Repeat the data below exactly, dropping any pictures it holds.

Supplied records start

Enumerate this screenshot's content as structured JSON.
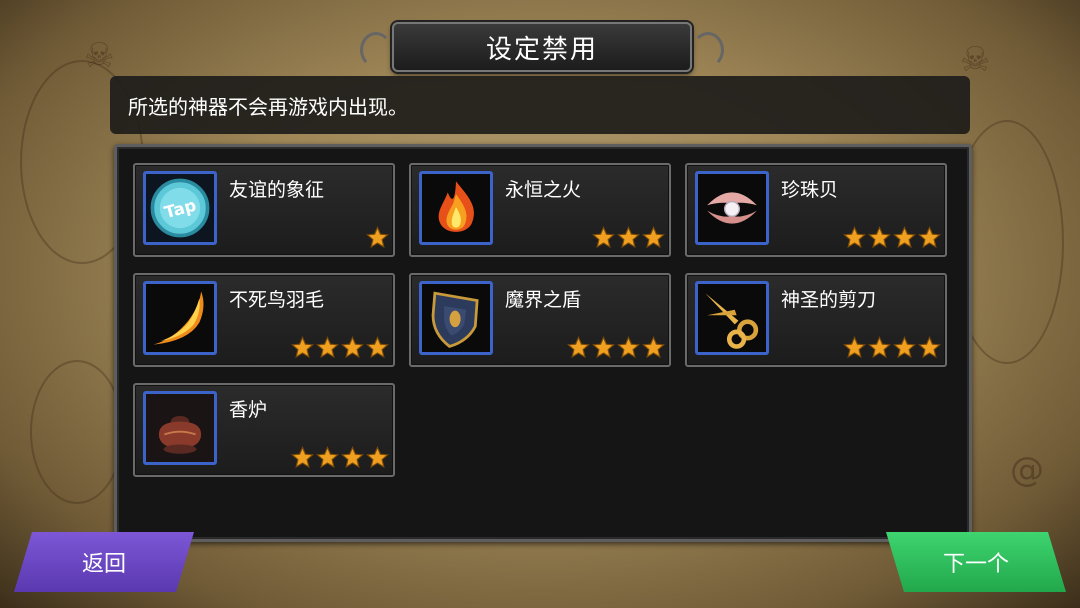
{
  "title": "设定禁用",
  "description": "所选的神器不会再游戏内出现。",
  "artifacts": [
    {
      "name": "友谊的象征",
      "stars": 1,
      "icon": "tap-coin-icon"
    },
    {
      "name": "永恒之火",
      "stars": 3,
      "icon": "flame-icon"
    },
    {
      "name": "珍珠贝",
      "stars": 4,
      "icon": "pearl-shell-icon"
    },
    {
      "name": "不死鸟羽毛",
      "stars": 4,
      "icon": "phoenix-feather-icon"
    },
    {
      "name": "魔界之盾",
      "stars": 4,
      "icon": "demon-shield-icon"
    },
    {
      "name": "神圣的剪刀",
      "stars": 4,
      "icon": "golden-scissors-icon"
    },
    {
      "name": "香炉",
      "stars": 4,
      "icon": "incense-burner-icon"
    }
  ],
  "buttons": {
    "back": "返回",
    "next": "下一个"
  },
  "colors": {
    "star": "#f0a020",
    "icon_border": "#3b63c9",
    "back": "#6a46c4",
    "next": "#2fbf5c"
  }
}
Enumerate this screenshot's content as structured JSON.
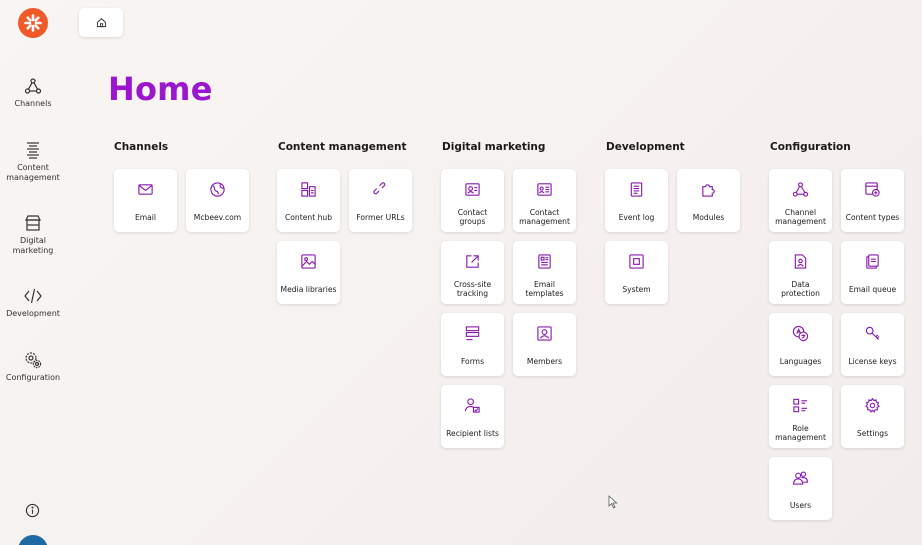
{
  "page": {
    "title": "Home"
  },
  "sidebar": {
    "items": [
      {
        "label": "Channels"
      },
      {
        "label": "Content management"
      },
      {
        "label": "Digital marketing"
      },
      {
        "label": "Development"
      },
      {
        "label": "Configuration"
      }
    ]
  },
  "colors": {
    "accent": "#9b16ce",
    "logo": "#f05a28",
    "avatar": "#1d6aa5"
  },
  "sections": [
    {
      "title": "Channels",
      "tiles": [
        {
          "label": "Email",
          "icon": "mail-icon"
        },
        {
          "label": "Mcbeev.com",
          "icon": "globe-icon"
        }
      ]
    },
    {
      "title": "Content management",
      "tiles": [
        {
          "label": "Content hub",
          "icon": "content-hub-icon"
        },
        {
          "label": "Former URLs",
          "icon": "link-icon"
        },
        {
          "label": "Media libraries",
          "icon": "image-icon"
        }
      ]
    },
    {
      "title": "Digital marketing",
      "tiles": [
        {
          "label": "Contact groups",
          "icon": "contact-card-icon"
        },
        {
          "label": "Contact management",
          "icon": "contact-list-icon"
        },
        {
          "label": "Cross-site tracking",
          "icon": "external-link-icon"
        },
        {
          "label": "Email templates",
          "icon": "template-icon"
        },
        {
          "label": "Forms",
          "icon": "form-icon"
        },
        {
          "label": "Members",
          "icon": "member-icon"
        },
        {
          "label": "Recipient lists",
          "icon": "recipient-icon"
        }
      ]
    },
    {
      "title": "Development",
      "tiles": [
        {
          "label": "Event log",
          "icon": "log-icon"
        },
        {
          "label": "Modules",
          "icon": "puzzle-icon"
        },
        {
          "label": "System",
          "icon": "system-icon"
        }
      ]
    },
    {
      "title": "Configuration",
      "tiles": [
        {
          "label": "Channel management",
          "icon": "channels-icon"
        },
        {
          "label": "Content types",
          "icon": "content-types-icon"
        },
        {
          "label": "Data protection",
          "icon": "data-protection-icon"
        },
        {
          "label": "Email queue",
          "icon": "email-queue-icon"
        },
        {
          "label": "Languages",
          "icon": "languages-icon"
        },
        {
          "label": "License keys",
          "icon": "key-icon"
        },
        {
          "label": "Role management",
          "icon": "role-icon"
        },
        {
          "label": "Settings",
          "icon": "gear-icon"
        },
        {
          "label": "Users",
          "icon": "users-icon"
        }
      ]
    }
  ]
}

Supplied records end

**Solution to this problem:**
Enumerate this screenshot's content as structured JSON.
{
  "title": "设定禁用",
  "description": "所选的神器不会再游戏内出现。",
  "artifacts": [
    {
      "name": "友谊的象征",
      "stars": 1,
      "icon": "tap-coin-icon"
    },
    {
      "name": "永恒之火",
      "stars": 3,
      "icon": "flame-icon"
    },
    {
      "name": "珍珠贝",
      "stars": 4,
      "icon": "pearl-shell-icon"
    },
    {
      "name": "不死鸟羽毛",
      "stars": 4,
      "icon": "phoenix-feather-icon"
    },
    {
      "name": "魔界之盾",
      "stars": 4,
      "icon": "demon-shield-icon"
    },
    {
      "name": "神圣的剪刀",
      "stars": 4,
      "icon": "golden-scissors-icon"
    },
    {
      "name": "香炉",
      "stars": 4,
      "icon": "incense-burner-icon"
    }
  ],
  "buttons": {
    "back": "返回",
    "next": "下一个"
  },
  "colors": {
    "star": "#f0a020",
    "icon_border": "#3b63c9",
    "back": "#6a46c4",
    "next": "#2fbf5c"
  }
}
Enumerate this screenshot's content as structured JSON.
{
  "page": {
    "title": "Home"
  },
  "sidebar": {
    "items": [
      {
        "label": "Channels"
      },
      {
        "label": "Content management"
      },
      {
        "label": "Digital marketing"
      },
      {
        "label": "Development"
      },
      {
        "label": "Configuration"
      }
    ]
  },
  "colors": {
    "accent": "#9b16ce",
    "logo": "#f05a28",
    "avatar": "#1d6aa5"
  },
  "sections": [
    {
      "title": "Channels",
      "tiles": [
        {
          "label": "Email",
          "icon": "mail-icon"
        },
        {
          "label": "Mcbeev.com",
          "icon": "globe-icon"
        }
      ]
    },
    {
      "title": "Content management",
      "tiles": [
        {
          "label": "Content hub",
          "icon": "content-hub-icon"
        },
        {
          "label": "Former URLs",
          "icon": "link-icon"
        },
        {
          "label": "Media libraries",
          "icon": "image-icon"
        }
      ]
    },
    {
      "title": "Digital marketing",
      "tiles": [
        {
          "label": "Contact groups",
          "icon": "contact-card-icon"
        },
        {
          "label": "Contact management",
          "icon": "contact-list-icon"
        },
        {
          "label": "Cross-site tracking",
          "icon": "external-link-icon"
        },
        {
          "label": "Email templates",
          "icon": "template-icon"
        },
        {
          "label": "Forms",
          "icon": "form-icon"
        },
        {
          "label": "Members",
          "icon": "member-icon"
        },
        {
          "label": "Recipient lists",
          "icon": "recipient-icon"
        }
      ]
    },
    {
      "title": "Development",
      "tiles": [
        {
          "label": "Event log",
          "icon": "log-icon"
        },
        {
          "label": "Modules",
          "icon": "puzzle-icon"
        },
        {
          "label": "System",
          "icon": "system-icon"
        }
      ]
    },
    {
      "title": "Configuration",
      "tiles": [
        {
          "label": "Channel management",
          "icon": "channels-icon"
        },
        {
          "label": "Content types",
          "icon": "content-types-icon"
        },
        {
          "label": "Data protection",
          "icon": "data-protection-icon"
        },
        {
          "label": "Email queue",
          "icon": "email-queue-icon"
        },
        {
          "label": "Languages",
          "icon": "languages-icon"
        },
        {
          "label": "License keys",
          "icon": "key-icon"
        },
        {
          "label": "Role management",
          "icon": "role-icon"
        },
        {
          "label": "Settings",
          "icon": "gear-icon"
        },
        {
          "label": "Users",
          "icon": "users-icon"
        }
      ]
    }
  ]
}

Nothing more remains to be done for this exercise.